## START

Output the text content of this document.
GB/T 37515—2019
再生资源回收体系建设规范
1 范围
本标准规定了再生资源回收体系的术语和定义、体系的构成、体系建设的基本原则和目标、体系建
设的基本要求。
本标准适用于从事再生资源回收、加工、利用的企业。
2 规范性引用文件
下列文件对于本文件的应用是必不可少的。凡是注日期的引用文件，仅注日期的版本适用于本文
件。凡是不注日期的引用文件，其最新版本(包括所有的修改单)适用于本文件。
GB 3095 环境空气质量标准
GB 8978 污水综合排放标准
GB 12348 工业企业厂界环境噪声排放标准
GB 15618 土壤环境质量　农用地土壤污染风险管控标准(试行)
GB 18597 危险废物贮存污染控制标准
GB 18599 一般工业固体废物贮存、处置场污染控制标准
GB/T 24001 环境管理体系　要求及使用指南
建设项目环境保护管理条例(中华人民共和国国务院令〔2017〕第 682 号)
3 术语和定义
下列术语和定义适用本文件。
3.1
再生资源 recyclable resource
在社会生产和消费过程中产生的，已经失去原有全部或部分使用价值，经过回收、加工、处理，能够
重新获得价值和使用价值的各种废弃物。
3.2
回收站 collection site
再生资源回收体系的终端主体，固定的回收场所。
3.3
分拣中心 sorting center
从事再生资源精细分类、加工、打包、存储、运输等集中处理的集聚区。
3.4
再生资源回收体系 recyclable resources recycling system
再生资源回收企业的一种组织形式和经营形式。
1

## END

TO DO: Word for word, quote all of the data above.

RESULT OF THE EXERCISE:
Output the text content of this document.
GB/T 37515—2019
再生资源回收体系建设规范
1 范围
本标准规定了再生资源回收体系的术语和定义、体系的构成、体系建设的基本原则和目标、体系建
设的基本要求。
本标准适用于从事再生资源回收、加工、利用的企业。
2 规范性引用文件
下列文件对于本文件的应用是必不可少的。凡是注日期的引用文件，仅注日期的版本适用于本文
件。凡是不注日期的引用文件，其最新版本(包括所有的修改单)适用于本文件。
GB 3095 环境空气质量标准
GB 8978 污水综合排放标准
GB 12348 工业企业厂界环境噪声排放标准
GB 15618 土壤环境质量　农用地土壤污染风险管控标准(试行)
GB 18597 危险废物贮存污染控制标准
GB 18599 一般工业固体废物贮存、处置场污染控制标准
GB/T 24001 环境管理体系　要求及使用指南
建设项目环境保护管理条例(中华人民共和国国务院令〔2017〕第 682 号)
3 术语和定义
下列术语和定义适用本文件。
3.1
再生资源 recyclable resource
在社会生产和消费过程中产生的，已经失去原有全部或部分使用价值，经过回收、加工、处理，能够
重新获得价值和使用价值的各种废弃物。
3.2
回收站 collection site
再生资源回收体系的终端主体，固定的回收场所。
3.3
分拣中心 sorting center
从事再生资源精细分类、加工、打包、存储、运输等集中处理的集聚区。
3.4
再生资源回收体系 recyclable resources recycling system
再生资源回收企业的一种组织形式和经营形式。
1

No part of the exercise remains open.